» **Aim**: Give the data below again, word for word.

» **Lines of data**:
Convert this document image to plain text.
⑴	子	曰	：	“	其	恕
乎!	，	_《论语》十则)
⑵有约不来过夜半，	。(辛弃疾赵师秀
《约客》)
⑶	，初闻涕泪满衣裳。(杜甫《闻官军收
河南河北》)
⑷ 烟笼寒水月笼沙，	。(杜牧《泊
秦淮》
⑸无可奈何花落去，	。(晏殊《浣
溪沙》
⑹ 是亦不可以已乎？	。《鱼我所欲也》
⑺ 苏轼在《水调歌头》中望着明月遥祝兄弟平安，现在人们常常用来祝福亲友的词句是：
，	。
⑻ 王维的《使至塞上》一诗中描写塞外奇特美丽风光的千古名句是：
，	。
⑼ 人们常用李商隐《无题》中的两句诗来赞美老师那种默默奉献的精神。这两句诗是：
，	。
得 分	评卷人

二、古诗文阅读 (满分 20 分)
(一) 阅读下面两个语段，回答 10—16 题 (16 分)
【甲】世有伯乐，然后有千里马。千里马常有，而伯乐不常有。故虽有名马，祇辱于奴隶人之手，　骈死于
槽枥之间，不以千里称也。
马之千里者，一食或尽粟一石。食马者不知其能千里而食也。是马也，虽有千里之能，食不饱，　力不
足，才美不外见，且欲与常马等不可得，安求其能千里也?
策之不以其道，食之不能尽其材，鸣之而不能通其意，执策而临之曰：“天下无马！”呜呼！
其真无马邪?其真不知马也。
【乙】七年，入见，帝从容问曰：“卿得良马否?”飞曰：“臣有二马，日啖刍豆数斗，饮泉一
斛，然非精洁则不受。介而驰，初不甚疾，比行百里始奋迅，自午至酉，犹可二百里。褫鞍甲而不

» **Exercise solution**:
Convert this document image to plain text.
⑴	子	曰	：	“	其	恕
乎!	，	_《论语》十则)
⑵有约不来过夜半，	。(辛弃疾赵师秀
《约客》)
⑶	，初闻涕泪满衣裳。(杜甫《闻官军收
河南河北》)
⑷ 烟笼寒水月笼沙，	。(杜牧《泊
秦淮》
⑸无可奈何花落去，	。(晏殊《浣
溪沙》
⑹ 是亦不可以已乎？	。《鱼我所欲也》
⑺ 苏轼在《水调歌头》中望着明月遥祝兄弟平安，现在人们常常用来祝福亲友的词句是：
，	。
⑻ 王维的《使至塞上》一诗中描写塞外奇特美丽风光的千古名句是：
，	。
⑼ 人们常用李商隐《无题》中的两句诗来赞美老师那种默默奉献的精神。这两句诗是：
，	。
得 分	评卷人

二、古诗文阅读 (满分 20 分)
(一) 阅读下面两个语段，回答 10—16 题 (16 分)
【甲】世有伯乐，然后有千里马。千里马常有，而伯乐不常有。故虽有名马，祇辱于奴隶人之手，　骈死于
槽枥之间，不以千里称也。
马之千里者，一食或尽粟一石。食马者不知其能千里而食也。是马也，虽有千里之能，食不饱，　力不
足，才美不外见，且欲与常马等不可得，安求其能千里也?
策之不以其道，食之不能尽其材，鸣之而不能通其意，执策而临之曰：“天下无马！”呜呼！
其真无马邪?其真不知马也。
【乙】七年，入见，帝从容问曰：“卿得良马否?”飞曰：“臣有二马，日啖刍豆数斗，饮泉一
斛，然非精洁则不受。介而驰，初不甚疾，比行百里始奋迅，自午至酉，犹可二百里。褫鞍甲而不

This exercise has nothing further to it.